» Problem
Among the records below, find each line bearing the word "angenommen" and copy it.

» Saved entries
-------
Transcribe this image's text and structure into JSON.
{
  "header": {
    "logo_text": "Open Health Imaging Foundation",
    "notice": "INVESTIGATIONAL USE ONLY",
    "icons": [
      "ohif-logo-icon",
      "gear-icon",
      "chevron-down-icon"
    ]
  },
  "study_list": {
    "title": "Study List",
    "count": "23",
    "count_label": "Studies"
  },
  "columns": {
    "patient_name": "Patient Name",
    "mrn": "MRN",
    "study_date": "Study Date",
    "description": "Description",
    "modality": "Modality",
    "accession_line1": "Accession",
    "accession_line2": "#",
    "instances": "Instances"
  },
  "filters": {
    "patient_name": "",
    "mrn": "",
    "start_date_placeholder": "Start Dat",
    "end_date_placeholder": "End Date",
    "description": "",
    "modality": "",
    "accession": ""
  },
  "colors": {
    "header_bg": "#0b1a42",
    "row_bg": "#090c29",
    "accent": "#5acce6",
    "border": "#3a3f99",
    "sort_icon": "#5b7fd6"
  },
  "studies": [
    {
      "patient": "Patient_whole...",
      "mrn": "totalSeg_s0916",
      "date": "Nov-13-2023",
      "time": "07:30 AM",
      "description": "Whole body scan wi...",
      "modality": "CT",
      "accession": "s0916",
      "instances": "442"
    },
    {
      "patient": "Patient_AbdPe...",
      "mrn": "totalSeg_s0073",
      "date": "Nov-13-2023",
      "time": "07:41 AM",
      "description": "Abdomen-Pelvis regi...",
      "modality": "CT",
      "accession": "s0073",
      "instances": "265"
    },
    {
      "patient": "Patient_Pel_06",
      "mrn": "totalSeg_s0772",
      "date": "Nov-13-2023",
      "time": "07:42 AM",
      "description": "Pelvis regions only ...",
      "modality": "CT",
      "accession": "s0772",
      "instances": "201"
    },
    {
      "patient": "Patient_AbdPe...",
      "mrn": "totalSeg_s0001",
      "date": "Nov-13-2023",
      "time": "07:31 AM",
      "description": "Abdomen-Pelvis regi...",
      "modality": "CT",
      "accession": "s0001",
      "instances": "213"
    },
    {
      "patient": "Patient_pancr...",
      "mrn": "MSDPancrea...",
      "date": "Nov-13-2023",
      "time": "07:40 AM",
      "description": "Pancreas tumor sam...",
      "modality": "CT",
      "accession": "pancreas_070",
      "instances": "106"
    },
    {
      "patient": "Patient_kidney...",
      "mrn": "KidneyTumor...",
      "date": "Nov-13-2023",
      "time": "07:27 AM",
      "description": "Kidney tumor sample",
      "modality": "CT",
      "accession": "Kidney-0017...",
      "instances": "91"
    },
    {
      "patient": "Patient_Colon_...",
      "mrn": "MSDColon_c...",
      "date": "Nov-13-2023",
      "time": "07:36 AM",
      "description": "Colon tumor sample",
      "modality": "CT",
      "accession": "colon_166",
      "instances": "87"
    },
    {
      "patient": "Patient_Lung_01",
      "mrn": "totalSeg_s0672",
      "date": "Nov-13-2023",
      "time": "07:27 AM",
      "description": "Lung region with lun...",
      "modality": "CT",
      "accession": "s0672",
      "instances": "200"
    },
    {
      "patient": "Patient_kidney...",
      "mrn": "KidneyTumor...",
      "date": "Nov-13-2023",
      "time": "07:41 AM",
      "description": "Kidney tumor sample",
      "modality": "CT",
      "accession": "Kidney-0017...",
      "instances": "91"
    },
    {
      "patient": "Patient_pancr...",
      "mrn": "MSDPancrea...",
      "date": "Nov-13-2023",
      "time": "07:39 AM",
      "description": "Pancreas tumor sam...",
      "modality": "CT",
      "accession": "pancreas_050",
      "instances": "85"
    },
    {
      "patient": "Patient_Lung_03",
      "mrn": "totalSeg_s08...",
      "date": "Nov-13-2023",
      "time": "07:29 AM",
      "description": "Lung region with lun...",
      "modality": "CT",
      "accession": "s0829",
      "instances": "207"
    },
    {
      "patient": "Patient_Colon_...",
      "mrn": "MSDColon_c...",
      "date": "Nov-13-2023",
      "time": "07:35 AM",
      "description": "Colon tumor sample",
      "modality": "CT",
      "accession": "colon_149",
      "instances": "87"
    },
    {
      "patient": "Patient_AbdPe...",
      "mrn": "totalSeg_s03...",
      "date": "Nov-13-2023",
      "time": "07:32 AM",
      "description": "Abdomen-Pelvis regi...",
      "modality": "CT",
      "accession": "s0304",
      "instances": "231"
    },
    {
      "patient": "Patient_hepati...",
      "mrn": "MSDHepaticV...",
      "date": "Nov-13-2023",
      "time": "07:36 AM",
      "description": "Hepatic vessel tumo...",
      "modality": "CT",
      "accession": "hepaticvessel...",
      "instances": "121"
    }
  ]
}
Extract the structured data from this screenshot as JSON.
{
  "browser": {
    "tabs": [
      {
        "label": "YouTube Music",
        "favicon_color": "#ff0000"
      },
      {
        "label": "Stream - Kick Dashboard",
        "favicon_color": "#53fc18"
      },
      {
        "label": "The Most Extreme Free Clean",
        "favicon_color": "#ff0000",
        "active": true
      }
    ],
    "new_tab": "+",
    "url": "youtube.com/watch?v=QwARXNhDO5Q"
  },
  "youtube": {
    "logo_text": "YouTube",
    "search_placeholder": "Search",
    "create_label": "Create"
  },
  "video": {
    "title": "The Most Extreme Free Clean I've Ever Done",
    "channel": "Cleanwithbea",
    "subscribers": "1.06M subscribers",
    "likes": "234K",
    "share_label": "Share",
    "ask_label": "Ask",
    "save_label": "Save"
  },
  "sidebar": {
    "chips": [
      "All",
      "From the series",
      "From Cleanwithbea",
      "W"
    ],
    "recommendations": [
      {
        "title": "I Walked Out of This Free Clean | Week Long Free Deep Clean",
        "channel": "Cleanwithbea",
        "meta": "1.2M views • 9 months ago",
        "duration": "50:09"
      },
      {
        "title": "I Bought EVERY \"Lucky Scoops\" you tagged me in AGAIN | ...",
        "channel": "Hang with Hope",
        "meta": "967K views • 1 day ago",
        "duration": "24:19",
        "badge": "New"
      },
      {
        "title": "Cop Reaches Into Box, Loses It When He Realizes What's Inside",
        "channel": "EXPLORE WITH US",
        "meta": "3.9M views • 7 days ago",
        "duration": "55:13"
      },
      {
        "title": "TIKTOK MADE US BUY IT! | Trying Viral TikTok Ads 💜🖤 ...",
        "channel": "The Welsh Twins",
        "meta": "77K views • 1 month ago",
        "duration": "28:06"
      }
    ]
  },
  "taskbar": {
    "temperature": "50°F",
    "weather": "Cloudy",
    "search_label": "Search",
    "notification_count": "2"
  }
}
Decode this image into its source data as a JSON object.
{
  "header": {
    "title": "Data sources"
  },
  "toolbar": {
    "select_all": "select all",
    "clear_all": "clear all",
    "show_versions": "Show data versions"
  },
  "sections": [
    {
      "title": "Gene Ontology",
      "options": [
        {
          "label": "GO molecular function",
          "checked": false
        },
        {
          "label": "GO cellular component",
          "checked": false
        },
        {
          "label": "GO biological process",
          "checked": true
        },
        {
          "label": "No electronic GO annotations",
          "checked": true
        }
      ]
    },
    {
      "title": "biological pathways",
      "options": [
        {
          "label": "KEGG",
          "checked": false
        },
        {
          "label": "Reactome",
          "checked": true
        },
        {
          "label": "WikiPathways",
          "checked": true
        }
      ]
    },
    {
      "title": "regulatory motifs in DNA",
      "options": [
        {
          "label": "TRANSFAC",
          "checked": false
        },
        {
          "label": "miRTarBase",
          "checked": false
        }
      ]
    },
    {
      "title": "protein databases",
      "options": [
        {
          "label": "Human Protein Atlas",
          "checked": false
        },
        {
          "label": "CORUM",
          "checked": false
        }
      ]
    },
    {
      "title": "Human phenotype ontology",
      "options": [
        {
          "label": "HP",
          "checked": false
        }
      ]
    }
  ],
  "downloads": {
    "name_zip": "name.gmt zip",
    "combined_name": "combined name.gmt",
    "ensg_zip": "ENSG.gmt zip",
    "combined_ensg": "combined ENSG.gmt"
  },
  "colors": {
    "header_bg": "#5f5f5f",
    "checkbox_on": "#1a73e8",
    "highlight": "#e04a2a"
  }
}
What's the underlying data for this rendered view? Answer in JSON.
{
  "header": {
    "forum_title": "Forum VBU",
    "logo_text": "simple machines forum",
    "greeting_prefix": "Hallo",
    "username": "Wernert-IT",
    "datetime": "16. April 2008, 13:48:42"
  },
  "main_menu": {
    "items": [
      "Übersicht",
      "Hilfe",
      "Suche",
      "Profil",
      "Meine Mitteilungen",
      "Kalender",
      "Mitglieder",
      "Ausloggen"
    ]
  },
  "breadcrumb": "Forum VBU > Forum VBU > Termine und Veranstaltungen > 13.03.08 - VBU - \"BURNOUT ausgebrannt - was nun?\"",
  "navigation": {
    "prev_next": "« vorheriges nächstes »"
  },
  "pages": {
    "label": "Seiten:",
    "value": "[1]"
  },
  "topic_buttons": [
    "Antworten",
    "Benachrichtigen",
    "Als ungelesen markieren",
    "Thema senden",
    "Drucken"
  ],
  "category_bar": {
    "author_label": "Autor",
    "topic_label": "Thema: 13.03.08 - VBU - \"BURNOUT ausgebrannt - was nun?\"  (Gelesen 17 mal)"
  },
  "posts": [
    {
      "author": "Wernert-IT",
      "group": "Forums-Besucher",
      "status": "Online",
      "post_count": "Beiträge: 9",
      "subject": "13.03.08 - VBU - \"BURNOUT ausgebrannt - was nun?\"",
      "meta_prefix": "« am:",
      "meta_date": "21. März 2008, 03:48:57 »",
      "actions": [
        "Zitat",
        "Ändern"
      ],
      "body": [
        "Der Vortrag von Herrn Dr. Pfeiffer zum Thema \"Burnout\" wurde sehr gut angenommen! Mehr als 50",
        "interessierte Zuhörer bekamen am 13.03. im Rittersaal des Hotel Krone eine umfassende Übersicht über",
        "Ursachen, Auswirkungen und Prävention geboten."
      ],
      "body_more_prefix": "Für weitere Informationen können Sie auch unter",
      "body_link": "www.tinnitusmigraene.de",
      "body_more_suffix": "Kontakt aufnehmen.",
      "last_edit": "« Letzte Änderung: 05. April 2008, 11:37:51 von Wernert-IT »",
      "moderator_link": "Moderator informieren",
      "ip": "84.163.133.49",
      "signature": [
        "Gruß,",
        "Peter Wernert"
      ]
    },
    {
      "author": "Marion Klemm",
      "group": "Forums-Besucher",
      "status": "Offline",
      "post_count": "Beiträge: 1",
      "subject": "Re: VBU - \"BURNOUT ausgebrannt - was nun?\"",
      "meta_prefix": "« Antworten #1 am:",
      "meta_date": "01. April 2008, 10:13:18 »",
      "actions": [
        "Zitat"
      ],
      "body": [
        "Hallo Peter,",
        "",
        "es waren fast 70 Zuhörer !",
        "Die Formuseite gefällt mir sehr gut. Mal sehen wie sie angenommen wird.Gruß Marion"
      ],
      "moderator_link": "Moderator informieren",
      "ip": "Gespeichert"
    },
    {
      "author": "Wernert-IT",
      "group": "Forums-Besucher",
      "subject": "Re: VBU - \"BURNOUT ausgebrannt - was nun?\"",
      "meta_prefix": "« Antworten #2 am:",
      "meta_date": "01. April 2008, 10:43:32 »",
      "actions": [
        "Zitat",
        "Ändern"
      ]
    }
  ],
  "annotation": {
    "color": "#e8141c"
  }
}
-------
» Answer for the task
        "Der Vortrag von Herrn Dr. Pfeiffer zum Thema \"Burnout\" wurde sehr gut angenommen! Mehr als 50",
        "Die Formuseite gefällt mir sehr gut. Mal sehen wie sie angenommen wird.Gruß Marion"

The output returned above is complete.